====== Supplied data

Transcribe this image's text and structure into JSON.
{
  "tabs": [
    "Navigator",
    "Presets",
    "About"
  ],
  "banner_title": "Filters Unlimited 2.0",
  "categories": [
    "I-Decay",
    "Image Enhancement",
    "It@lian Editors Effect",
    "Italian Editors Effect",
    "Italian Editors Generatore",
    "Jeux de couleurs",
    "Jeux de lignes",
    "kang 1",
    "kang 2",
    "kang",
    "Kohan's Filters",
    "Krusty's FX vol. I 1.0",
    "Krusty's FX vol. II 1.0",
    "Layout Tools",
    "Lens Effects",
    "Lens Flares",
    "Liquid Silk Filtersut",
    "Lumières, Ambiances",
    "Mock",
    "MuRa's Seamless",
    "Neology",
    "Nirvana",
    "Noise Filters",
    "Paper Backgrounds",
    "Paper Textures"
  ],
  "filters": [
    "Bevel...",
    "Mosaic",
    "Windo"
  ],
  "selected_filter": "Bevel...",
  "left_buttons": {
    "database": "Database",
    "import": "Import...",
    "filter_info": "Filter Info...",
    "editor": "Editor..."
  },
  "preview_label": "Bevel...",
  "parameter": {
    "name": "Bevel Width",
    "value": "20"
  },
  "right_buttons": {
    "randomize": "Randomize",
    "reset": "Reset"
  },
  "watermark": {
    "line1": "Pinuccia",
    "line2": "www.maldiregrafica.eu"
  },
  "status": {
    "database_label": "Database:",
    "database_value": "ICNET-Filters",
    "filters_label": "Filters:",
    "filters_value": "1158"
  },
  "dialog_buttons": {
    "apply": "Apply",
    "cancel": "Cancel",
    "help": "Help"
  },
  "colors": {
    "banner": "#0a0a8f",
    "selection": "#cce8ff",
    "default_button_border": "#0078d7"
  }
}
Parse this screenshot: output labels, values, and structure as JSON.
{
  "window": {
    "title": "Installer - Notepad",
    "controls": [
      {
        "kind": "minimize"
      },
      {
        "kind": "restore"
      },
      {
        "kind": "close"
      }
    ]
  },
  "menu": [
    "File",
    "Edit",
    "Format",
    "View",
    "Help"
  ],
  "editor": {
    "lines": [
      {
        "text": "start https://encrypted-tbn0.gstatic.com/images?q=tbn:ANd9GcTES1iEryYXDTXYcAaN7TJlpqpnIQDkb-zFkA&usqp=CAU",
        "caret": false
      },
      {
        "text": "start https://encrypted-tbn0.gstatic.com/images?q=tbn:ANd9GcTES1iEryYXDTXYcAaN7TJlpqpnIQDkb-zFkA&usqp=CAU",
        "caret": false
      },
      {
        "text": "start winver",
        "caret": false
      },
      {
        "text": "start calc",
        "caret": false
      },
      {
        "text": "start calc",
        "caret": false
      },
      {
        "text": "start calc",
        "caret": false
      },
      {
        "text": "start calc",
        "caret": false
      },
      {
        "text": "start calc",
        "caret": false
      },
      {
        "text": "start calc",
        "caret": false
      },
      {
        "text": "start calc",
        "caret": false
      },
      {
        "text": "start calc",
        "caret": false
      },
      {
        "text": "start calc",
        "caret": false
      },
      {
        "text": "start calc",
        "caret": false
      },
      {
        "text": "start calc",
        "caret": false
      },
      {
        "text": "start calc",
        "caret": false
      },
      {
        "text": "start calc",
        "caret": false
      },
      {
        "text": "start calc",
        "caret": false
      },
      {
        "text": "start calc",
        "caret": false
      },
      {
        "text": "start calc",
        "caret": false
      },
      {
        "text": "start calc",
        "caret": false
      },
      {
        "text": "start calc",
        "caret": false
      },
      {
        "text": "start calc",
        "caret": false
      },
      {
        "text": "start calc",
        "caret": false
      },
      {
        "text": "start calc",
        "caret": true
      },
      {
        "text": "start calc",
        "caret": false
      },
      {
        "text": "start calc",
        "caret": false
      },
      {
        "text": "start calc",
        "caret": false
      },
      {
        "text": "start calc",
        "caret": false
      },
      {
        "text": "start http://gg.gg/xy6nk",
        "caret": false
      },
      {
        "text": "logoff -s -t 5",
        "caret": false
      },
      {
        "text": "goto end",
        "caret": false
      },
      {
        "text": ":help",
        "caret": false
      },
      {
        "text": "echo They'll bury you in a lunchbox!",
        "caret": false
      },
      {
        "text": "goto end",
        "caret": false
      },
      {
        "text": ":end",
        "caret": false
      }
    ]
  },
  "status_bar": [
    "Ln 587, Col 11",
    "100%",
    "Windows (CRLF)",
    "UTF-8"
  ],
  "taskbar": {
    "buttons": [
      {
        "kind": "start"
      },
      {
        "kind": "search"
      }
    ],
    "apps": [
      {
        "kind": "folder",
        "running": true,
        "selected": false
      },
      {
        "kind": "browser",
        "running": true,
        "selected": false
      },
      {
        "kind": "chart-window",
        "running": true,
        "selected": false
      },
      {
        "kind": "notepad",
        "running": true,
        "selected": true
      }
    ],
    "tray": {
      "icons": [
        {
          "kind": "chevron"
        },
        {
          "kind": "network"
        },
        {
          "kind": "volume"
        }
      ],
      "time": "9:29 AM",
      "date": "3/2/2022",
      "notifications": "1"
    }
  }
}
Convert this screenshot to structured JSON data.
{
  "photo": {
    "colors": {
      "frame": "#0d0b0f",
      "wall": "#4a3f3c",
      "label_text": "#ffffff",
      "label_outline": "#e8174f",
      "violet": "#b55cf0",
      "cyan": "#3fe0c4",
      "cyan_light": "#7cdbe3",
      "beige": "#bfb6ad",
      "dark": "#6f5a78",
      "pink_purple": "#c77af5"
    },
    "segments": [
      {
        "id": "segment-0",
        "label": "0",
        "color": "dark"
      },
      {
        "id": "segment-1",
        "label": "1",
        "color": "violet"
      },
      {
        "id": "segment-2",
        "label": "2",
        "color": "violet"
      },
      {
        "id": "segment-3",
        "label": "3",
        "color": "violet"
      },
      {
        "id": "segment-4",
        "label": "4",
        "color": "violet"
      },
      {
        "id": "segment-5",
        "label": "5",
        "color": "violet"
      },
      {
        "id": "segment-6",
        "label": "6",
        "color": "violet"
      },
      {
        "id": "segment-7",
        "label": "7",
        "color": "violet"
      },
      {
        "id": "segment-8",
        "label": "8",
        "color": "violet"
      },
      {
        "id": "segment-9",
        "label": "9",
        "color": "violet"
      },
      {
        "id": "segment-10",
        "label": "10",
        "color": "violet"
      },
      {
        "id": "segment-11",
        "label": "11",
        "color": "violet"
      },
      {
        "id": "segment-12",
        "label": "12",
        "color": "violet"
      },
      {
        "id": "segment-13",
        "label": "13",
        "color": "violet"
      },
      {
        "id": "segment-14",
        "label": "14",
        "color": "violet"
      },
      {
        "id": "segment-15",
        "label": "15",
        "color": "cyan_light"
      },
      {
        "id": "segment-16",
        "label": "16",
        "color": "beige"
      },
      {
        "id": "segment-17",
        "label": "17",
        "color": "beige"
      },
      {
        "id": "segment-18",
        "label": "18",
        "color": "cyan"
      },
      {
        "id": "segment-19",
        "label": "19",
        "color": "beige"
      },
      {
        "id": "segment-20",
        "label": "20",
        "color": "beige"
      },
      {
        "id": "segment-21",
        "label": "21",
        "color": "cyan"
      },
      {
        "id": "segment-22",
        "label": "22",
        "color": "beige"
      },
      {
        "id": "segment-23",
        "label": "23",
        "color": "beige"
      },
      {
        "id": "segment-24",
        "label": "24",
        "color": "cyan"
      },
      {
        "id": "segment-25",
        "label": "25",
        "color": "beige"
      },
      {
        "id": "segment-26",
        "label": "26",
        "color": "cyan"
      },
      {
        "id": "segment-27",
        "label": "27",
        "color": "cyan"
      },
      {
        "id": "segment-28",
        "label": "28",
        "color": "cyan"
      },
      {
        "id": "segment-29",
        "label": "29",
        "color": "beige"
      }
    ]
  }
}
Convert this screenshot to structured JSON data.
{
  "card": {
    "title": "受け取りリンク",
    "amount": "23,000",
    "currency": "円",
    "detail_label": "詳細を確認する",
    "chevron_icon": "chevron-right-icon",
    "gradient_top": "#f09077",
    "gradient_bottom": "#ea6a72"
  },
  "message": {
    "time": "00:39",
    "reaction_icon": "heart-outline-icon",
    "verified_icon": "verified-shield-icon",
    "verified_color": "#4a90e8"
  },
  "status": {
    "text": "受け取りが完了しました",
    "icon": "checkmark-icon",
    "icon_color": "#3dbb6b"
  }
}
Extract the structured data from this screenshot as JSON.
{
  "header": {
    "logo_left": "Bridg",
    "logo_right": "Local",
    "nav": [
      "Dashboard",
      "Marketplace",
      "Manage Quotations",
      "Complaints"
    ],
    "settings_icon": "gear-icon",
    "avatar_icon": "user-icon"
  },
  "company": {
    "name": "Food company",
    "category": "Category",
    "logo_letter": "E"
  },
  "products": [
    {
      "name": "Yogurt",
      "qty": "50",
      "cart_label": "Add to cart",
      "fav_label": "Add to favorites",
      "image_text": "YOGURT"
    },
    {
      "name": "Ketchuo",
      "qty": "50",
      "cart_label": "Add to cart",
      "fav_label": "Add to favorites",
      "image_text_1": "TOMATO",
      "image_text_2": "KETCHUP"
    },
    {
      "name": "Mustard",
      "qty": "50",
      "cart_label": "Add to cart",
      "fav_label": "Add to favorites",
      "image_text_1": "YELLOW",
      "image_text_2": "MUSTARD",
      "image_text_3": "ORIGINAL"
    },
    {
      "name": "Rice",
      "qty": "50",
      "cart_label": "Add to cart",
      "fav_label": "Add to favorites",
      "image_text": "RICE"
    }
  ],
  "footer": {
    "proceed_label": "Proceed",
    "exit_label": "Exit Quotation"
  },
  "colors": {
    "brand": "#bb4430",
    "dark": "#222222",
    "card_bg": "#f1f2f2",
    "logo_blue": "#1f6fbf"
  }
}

============

Instructions to follow: Among the lines of the material, find those that hold the word "JSON" and copy them.

Exercise result:
Transcribe this image's text and structure into JSON.
Parse this screenshot: output labels, values, and structure as JSON.
Convert this screenshot to structured JSON data.
Convert this screenshot to structured JSON data.
Extract the structured data from this screenshot as JSON.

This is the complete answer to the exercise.